■ Set exercise: Produce an exact transcription of the listing below, omitting the pictures.

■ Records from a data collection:
········

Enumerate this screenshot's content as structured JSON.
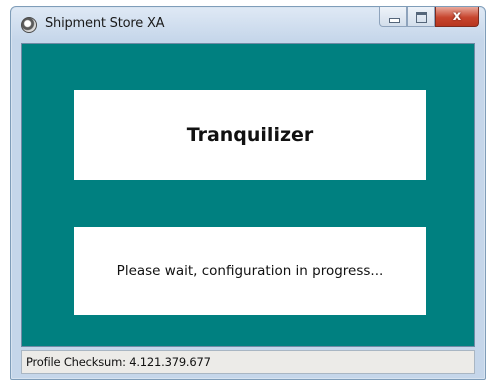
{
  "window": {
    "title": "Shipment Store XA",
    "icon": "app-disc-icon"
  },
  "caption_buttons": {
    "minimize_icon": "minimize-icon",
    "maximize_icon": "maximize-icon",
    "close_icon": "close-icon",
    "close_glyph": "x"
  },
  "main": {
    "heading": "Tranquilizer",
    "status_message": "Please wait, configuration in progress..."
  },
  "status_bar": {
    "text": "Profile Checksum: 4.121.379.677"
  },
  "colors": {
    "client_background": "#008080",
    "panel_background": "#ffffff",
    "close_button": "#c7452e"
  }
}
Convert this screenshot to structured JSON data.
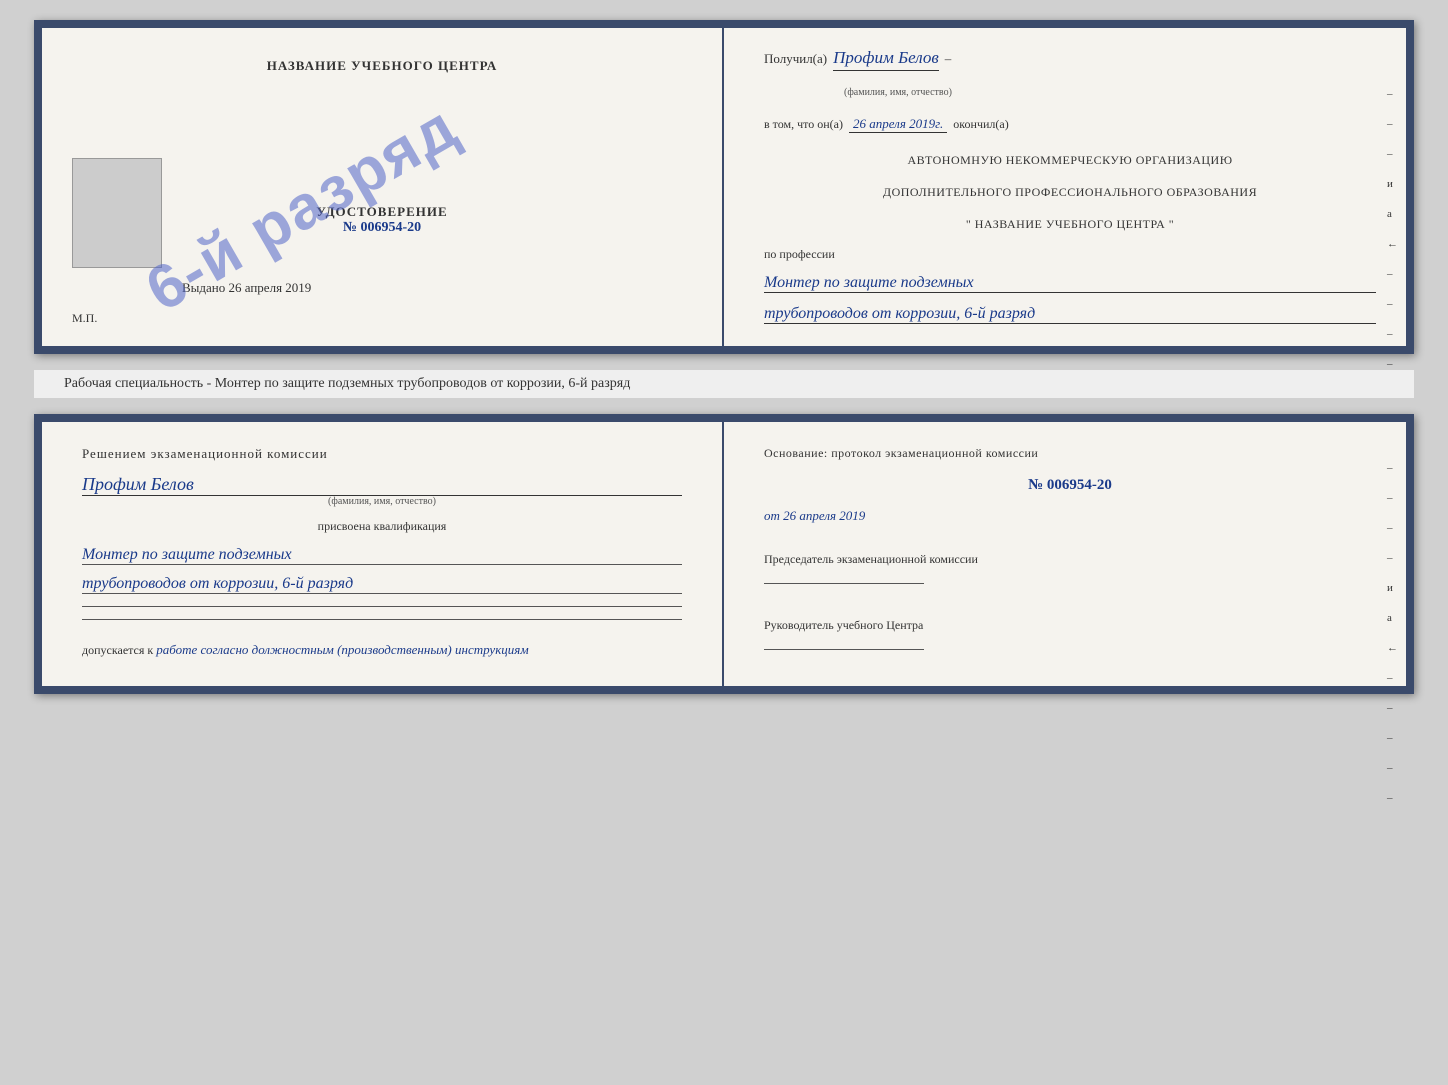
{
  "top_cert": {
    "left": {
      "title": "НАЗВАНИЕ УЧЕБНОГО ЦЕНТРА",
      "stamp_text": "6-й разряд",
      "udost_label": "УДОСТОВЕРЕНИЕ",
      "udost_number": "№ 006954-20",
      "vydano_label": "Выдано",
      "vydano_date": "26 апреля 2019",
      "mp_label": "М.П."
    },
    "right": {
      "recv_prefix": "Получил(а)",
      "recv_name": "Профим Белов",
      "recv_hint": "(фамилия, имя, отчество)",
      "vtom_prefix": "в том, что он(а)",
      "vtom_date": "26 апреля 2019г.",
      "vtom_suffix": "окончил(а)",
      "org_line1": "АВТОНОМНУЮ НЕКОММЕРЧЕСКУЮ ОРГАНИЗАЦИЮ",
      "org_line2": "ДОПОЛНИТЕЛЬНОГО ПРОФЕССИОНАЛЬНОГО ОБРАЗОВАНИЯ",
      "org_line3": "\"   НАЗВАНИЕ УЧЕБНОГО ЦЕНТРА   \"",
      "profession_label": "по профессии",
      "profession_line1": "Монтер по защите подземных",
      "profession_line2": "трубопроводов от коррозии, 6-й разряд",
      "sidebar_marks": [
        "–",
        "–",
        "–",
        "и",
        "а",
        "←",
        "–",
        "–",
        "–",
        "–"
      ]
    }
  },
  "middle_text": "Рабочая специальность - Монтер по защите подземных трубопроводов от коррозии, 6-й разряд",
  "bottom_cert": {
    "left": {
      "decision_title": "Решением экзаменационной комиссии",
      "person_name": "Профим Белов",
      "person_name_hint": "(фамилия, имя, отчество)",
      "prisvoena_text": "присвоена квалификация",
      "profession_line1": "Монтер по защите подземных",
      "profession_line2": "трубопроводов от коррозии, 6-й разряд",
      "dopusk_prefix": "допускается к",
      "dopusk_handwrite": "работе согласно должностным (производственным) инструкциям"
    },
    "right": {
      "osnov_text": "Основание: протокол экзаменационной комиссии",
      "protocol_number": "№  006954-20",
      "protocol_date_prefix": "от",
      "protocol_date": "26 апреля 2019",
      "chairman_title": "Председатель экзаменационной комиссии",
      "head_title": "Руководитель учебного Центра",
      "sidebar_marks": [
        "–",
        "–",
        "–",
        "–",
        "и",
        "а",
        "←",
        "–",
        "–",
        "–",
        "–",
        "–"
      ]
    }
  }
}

········

■ Expected output:
Enumerate this screenshot's content as structured JSON.
{
  "window": {
    "title": "Shipment Store XA",
    "icon": "app-disc-icon"
  },
  "caption_buttons": {
    "minimize_icon": "minimize-icon",
    "maximize_icon": "maximize-icon",
    "close_icon": "close-icon",
    "close_glyph": "x"
  },
  "main": {
    "heading": "Tranquilizer",
    "status_message": "Please wait, configuration in progress..."
  },
  "status_bar": {
    "text": "Profile Checksum: 4.121.379.677"
  },
  "colors": {
    "client_background": "#008080",
    "panel_background": "#ffffff",
    "close_button": "#c7452e"
  }
}
Convert this screenshot to structured JSON data.
{
  "top_cert": {
    "left": {
      "title": "НАЗВАНИЕ УЧЕБНОГО ЦЕНТРА",
      "stamp_text": "6-й разряд",
      "udost_label": "УДОСТОВЕРЕНИЕ",
      "udost_number": "№ 006954-20",
      "vydano_label": "Выдано",
      "vydano_date": "26 апреля 2019",
      "mp_label": "М.П."
    },
    "right": {
      "recv_prefix": "Получил(а)",
      "recv_name": "Профим Белов",
      "recv_hint": "(фамилия, имя, отчество)",
      "vtom_prefix": "в том, что он(а)",
      "vtom_date": "26 апреля 2019г.",
      "vtom_suffix": "окончил(а)",
      "org_line1": "АВТОНОМНУЮ НЕКОММЕРЧЕСКУЮ ОРГАНИЗАЦИЮ",
      "org_line2": "ДОПОЛНИТЕЛЬНОГО ПРОФЕССИОНАЛЬНОГО ОБРАЗОВАНИЯ",
      "org_line3": "\"   НАЗВАНИЕ УЧЕБНОГО ЦЕНТРА   \"",
      "profession_label": "по профессии",
      "profession_line1": "Монтер по защите подземных",
      "profession_line2": "трубопроводов от коррозии, 6-й разряд",
      "sidebar_marks": [
        "–",
        "–",
        "–",
        "и",
        "а",
        "←",
        "–",
        "–",
        "–",
        "–"
      ]
    }
  },
  "middle_text": "Рабочая специальность - Монтер по защите подземных трубопроводов от коррозии, 6-й разряд",
  "bottom_cert": {
    "left": {
      "decision_title": "Решением экзаменационной комиссии",
      "person_name": "Профим Белов",
      "person_name_hint": "(фамилия, имя, отчество)",
      "prisvoena_text": "присвоена квалификация",
      "profession_line1": "Монтер по защите подземных",
      "profession_line2": "трубопроводов от коррозии, 6-й разряд",
      "dopusk_prefix": "допускается к",
      "dopusk_handwrite": "работе согласно должностным (производственным) инструкциям"
    },
    "right": {
      "osnov_text": "Основание: протокол экзаменационной комиссии",
      "protocol_number": "№  006954-20",
      "protocol_date_prefix": "от",
      "protocol_date": "26 апреля 2019",
      "chairman_title": "Председатель экзаменационной комиссии",
      "head_title": "Руководитель учебного Центра",
      "sidebar_marks": [
        "–",
        "–",
        "–",
        "–",
        "и",
        "а",
        "←",
        "–",
        "–",
        "–",
        "–",
        "–"
      ]
    }
  }
}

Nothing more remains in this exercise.